▶ Objective:
Which lines hold the word "color"? Copy each of them from the material.

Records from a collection
•••••

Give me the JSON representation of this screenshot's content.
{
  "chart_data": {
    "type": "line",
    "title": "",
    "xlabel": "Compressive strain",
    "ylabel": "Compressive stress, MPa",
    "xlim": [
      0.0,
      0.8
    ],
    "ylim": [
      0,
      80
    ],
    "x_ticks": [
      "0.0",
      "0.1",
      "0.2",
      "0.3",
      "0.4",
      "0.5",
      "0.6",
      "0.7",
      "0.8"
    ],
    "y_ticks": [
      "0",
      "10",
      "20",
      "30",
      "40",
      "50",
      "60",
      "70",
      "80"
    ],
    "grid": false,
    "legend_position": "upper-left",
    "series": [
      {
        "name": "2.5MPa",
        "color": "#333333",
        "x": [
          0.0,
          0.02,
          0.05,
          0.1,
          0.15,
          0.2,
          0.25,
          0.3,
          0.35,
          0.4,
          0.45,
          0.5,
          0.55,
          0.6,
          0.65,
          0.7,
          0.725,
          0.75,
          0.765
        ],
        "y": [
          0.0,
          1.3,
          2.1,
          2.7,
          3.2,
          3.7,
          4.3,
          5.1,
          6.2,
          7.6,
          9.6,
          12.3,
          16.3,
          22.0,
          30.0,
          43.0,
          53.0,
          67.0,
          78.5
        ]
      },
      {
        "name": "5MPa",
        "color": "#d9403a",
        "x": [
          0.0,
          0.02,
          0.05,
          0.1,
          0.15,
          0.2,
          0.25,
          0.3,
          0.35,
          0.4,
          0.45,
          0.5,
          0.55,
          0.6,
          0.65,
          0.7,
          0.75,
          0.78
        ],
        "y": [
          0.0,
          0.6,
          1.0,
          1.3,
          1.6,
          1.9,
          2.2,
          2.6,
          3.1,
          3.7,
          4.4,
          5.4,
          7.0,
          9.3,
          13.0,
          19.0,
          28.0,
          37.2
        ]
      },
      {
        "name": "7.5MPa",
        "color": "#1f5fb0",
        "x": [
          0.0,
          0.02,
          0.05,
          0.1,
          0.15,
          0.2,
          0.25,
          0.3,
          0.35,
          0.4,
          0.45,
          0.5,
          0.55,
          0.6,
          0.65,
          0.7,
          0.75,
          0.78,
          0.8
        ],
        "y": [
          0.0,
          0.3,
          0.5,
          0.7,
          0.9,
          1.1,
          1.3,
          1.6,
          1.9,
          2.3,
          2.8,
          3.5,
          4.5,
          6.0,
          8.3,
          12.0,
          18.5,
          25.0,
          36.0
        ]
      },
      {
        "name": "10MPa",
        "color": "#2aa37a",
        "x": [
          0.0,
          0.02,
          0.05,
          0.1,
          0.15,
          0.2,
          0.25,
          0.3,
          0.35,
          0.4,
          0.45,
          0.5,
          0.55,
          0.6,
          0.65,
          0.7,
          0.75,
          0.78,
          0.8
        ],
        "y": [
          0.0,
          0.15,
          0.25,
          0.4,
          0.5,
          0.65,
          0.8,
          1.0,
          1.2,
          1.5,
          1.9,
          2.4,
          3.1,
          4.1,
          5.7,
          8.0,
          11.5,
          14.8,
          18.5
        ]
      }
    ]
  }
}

•••••

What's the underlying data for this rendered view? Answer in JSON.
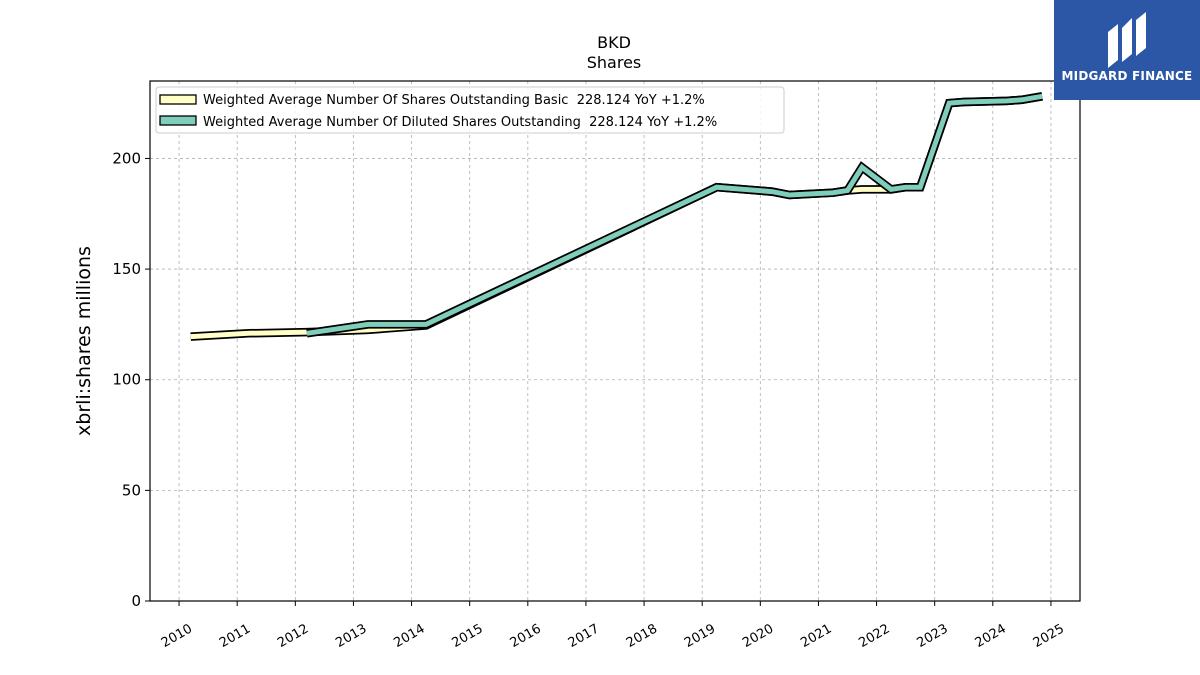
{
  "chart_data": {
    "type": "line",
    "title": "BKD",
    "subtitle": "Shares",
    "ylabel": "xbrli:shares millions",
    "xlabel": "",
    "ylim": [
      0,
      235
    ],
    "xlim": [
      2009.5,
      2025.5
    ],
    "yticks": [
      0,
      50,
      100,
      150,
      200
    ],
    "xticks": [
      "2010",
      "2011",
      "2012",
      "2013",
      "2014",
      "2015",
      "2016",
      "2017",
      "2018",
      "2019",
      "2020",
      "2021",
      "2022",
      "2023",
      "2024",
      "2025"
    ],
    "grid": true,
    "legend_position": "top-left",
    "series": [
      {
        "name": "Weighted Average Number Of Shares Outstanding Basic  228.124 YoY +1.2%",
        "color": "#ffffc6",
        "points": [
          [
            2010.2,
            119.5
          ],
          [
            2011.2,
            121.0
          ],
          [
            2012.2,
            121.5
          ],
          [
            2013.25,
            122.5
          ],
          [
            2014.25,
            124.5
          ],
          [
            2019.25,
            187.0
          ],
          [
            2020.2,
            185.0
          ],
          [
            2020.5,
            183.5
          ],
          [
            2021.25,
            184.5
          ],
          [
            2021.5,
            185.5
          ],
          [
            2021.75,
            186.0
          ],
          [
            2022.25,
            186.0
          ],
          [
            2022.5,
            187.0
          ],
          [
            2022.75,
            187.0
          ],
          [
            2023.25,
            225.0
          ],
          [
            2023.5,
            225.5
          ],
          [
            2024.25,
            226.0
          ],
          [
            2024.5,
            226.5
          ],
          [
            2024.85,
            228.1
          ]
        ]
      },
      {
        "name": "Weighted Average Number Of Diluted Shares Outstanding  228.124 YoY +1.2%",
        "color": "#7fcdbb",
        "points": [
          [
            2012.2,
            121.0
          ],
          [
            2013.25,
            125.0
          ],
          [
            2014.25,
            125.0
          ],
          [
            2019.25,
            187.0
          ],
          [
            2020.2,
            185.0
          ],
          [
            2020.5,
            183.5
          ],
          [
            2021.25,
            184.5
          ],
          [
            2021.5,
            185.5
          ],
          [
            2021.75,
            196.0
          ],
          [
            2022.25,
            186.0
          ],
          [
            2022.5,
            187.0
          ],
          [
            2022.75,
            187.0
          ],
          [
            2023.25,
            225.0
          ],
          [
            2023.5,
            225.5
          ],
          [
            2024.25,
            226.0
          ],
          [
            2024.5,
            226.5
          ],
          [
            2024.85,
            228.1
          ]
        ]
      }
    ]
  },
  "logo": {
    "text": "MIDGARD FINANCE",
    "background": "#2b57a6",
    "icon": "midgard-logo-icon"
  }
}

•••••

▶ Solution:
        "color": "#333333",
        "color": "#d9403a",
        "color": "#1f5fb0",
        "color": "#2aa37a",
        "color": "#ffffc6",
        "color": "#7fcdbb",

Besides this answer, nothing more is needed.